Written exercise :: Omit all pictures, then retype the data exactly as given.

Data listing
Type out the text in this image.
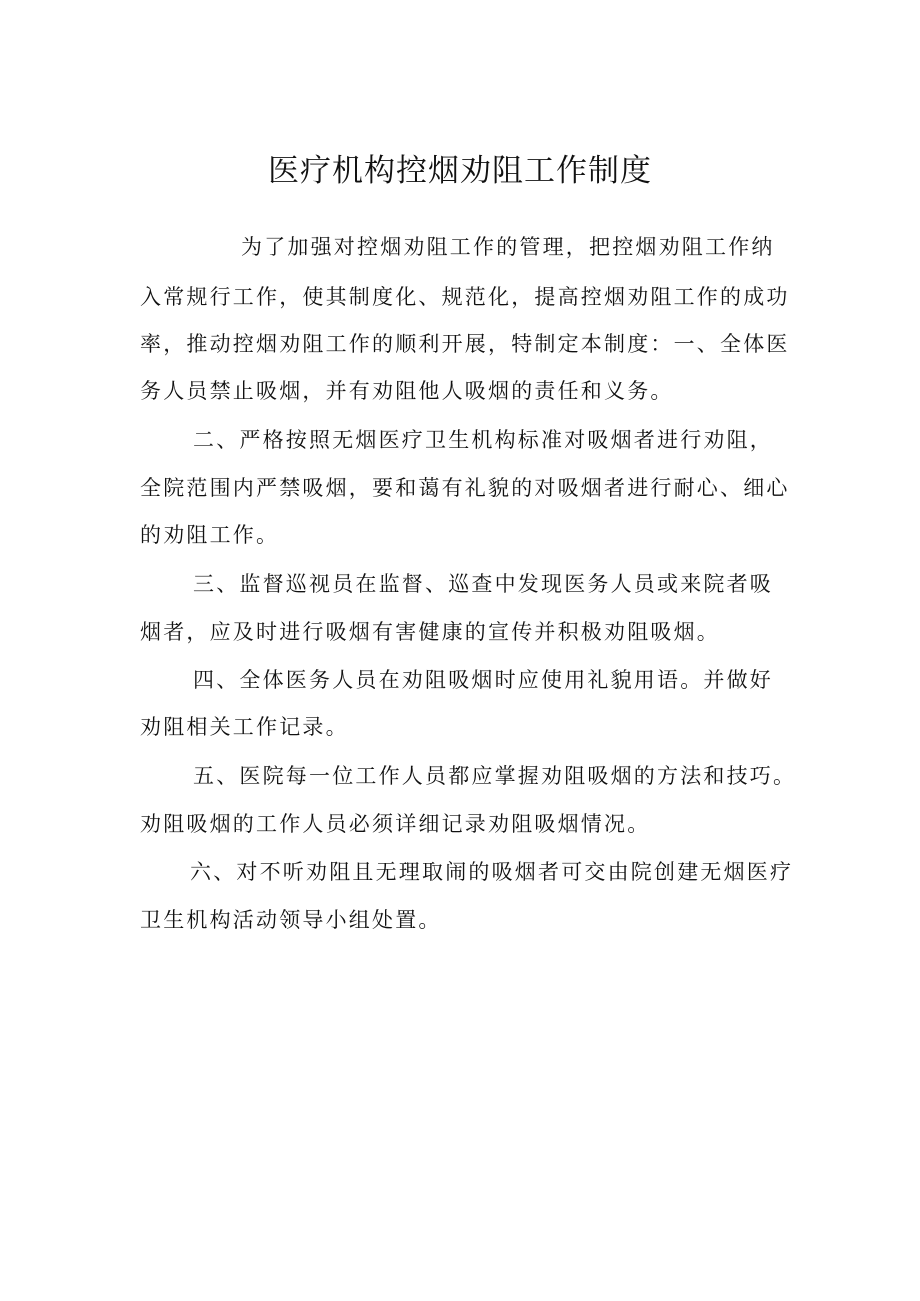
医疗机构控烟劝阻工作制度

为了加强对控烟劝阻工作的管理，把控烟劝阻工作纳

入常规行工作，使其制度化、规范化，提高控烟劝阻工作的成功

率，推动控烟劝阻工作的顺利开展，特制定本制度：一、全体医

务人员禁止吸烟，并有劝阻他人吸烟的责任和义务。

二、严格按照无烟医疗卫生机构标准对吸烟者进行劝阻，

全院范围内严禁吸烟，要和蔼有礼貌的对吸烟者进行耐心、细心

的劝阻工作。

三、监督巡视员在监督、巡查中发现医务人员或来院者吸

烟者，应及时进行吸烟有害健康的宣传并积极劝阻吸烟。

四、全体医务人员在劝阻吸烟时应使用礼貌用语。并做好

劝阻相关工作记录。

五、医院每一位工作人员都应掌握劝阻吸烟的方法和技巧。

劝阻吸烟的工作人员必须详细记录劝阻吸烟情况。

六、对不听劝阻且无理取闹的吸烟者可交由院创建无烟医疗

卫生机构活动领导小组处置。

Solution ::
Type out the text in this image.
医疗机构控烟劝阻工作制度

为了加强对控烟劝阻工作的管理，把控烟劝阻工作纳

入常规行工作，使其制度化、规范化，提高控烟劝阻工作的成功

率，推动控烟劝阻工作的顺利开展，特制定本制度：一、全体医

务人员禁止吸烟，并有劝阻他人吸烟的责任和义务。

二、严格按照无烟医疗卫生机构标准对吸烟者进行劝阻，

全院范围内严禁吸烟，要和蔼有礼貌的对吸烟者进行耐心、细心

的劝阻工作。

三、监督巡视员在监督、巡查中发现医务人员或来院者吸

烟者，应及时进行吸烟有害健康的宣传并积极劝阻吸烟。

四、全体医务人员在劝阻吸烟时应使用礼貌用语。并做好

劝阻相关工作记录。

五、医院每一位工作人员都应掌握劝阻吸烟的方法和技巧。

劝阻吸烟的工作人员必须详细记录劝阻吸烟情况。

六、对不听劝阻且无理取闹的吸烟者可交由院创建无烟医疗

卫生机构活动领导小组处置。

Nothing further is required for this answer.